- Provided entries
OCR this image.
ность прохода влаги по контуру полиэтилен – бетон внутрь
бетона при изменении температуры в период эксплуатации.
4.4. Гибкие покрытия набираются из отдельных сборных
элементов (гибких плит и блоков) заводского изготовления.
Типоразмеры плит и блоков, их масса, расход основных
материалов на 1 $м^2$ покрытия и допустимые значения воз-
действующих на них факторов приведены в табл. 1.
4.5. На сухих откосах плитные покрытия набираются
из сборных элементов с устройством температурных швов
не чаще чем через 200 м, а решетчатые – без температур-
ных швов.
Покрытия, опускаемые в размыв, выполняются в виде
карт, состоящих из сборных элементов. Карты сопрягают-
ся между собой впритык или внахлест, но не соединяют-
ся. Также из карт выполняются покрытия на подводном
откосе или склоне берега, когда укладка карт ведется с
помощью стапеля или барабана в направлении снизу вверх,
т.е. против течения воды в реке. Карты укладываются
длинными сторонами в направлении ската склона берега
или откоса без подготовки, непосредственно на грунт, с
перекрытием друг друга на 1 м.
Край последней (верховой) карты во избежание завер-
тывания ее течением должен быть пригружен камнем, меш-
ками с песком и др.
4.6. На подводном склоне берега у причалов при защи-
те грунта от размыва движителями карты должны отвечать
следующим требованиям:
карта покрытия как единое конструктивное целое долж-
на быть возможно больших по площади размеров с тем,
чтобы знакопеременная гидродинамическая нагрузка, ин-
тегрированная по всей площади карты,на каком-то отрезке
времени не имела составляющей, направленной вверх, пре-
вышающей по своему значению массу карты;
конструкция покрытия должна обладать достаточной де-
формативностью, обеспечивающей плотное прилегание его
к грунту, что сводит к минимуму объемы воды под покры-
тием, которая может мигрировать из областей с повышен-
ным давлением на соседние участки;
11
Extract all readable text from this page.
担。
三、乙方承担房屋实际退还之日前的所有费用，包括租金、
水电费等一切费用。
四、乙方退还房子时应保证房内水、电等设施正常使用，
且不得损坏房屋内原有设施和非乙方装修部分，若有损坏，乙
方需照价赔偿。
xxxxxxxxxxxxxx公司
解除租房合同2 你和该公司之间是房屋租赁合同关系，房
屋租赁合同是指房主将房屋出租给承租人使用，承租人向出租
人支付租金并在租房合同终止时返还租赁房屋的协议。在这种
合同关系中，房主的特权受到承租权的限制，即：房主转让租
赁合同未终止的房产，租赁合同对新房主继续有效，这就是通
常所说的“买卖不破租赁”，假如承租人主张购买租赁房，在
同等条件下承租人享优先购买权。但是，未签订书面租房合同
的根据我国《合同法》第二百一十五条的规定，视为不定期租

- Written request
Among the records above, find each line holding the string "сборных" and pull it out.

- Solution to this problem
4.4. Гибкие покрытия набираются из отдельных сборных
из сборных элементов с устройством температурных швов
карт, состоящих из сборных элементов. Карты сопрягают-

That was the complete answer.